▸ **Problem description**:
Everything in the listing should be restated word for word.

▬▬▬

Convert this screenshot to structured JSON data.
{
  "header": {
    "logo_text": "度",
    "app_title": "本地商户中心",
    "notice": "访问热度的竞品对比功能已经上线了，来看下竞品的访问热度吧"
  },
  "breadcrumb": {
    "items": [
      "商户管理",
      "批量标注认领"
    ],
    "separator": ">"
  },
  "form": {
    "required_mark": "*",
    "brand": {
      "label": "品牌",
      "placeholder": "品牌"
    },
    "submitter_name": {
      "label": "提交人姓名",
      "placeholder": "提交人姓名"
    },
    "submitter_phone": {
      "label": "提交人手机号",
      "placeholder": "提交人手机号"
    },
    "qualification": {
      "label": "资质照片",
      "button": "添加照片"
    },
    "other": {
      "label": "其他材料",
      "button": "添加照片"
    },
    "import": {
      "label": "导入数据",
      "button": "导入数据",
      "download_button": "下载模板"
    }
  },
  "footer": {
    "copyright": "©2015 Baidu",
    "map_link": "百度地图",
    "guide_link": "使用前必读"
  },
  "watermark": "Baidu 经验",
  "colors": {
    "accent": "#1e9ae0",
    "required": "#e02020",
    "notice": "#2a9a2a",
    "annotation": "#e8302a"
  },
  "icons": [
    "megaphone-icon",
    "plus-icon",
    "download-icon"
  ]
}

▬▬▬

▸ **Answer to this exercise**:
Convert this screenshot to structured JSON data.
{
  "header": {
    "logo_text": "度",
    "app_title": "本地商户中心",
    "notice": "访问热度的竞品对比功能已经上线了，来看下竞品的访问热度吧"
  },
  "breadcrumb": {
    "items": [
      "商户管理",
      "批量标注认领"
    ],
    "separator": ">"
  },
  "form": {
    "required_mark": "*",
    "brand": {
      "label": "品牌",
      "placeholder": "品牌"
    },
    "submitter_name": {
      "label": "提交人姓名",
      "placeholder": "提交人姓名"
    },
    "submitter_phone": {
      "label": "提交人手机号",
      "placeholder": "提交人手机号"
    },
    "qualification": {
      "label": "资质照片",
      "button": "添加照片"
    },
    "other": {
      "label": "其他材料",
      "button": "添加照片"
    },
    "import": {
      "label": "导入数据",
      "button": "导入数据",
      "download_button": "下载模板"
    }
  },
  "footer": {
    "copyright": "©2015 Baidu",
    "map_link": "百度地图",
    "guide_link": "使用前必读"
  },
  "watermark": "Baidu 经验",
  "colors": {
    "accent": "#1e9ae0",
    "required": "#e02020",
    "notice": "#2a9a2a",
    "annotation": "#e8302a"
  },
  "icons": [
    "megaphone-icon",
    "plus-icon",
    "download-icon"
  ]
}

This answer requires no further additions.